___ Dataset content ___

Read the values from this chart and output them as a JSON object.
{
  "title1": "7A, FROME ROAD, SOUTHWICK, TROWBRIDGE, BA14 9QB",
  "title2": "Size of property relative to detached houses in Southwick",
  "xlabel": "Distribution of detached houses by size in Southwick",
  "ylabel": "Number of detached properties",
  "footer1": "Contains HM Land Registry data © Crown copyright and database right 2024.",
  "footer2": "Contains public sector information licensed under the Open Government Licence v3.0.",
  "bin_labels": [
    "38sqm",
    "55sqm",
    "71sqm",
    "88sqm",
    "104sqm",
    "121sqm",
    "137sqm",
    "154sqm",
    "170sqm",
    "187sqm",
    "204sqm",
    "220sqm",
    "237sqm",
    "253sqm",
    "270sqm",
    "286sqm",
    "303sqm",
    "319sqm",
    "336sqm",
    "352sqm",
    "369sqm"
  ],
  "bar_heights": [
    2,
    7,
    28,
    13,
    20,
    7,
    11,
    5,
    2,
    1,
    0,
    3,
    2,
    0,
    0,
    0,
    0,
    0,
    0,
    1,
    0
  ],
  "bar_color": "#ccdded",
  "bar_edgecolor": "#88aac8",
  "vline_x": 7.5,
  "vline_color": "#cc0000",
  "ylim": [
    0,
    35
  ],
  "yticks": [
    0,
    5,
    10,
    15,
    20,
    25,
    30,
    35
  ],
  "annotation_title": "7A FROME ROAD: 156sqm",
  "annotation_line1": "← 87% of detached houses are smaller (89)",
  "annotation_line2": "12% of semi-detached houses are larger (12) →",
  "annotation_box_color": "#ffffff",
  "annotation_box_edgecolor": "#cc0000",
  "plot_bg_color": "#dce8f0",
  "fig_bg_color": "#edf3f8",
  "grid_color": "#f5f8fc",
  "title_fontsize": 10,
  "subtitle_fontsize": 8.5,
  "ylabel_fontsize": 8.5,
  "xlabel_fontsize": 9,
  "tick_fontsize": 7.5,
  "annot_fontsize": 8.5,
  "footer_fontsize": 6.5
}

___

__What is required__. Search the data above for the string "houses" and return every line that has it.

__Answer to this problem__.
  "title2": "Size of property relative to detached houses in Southwick",
  "xlabel": "Distribution of detached houses by size in Southwick",
  "annotation_line1": "← 87% of detached houses are smaller (89)",
  "annotation_line2": "12% of semi-detached houses are larger (12) →",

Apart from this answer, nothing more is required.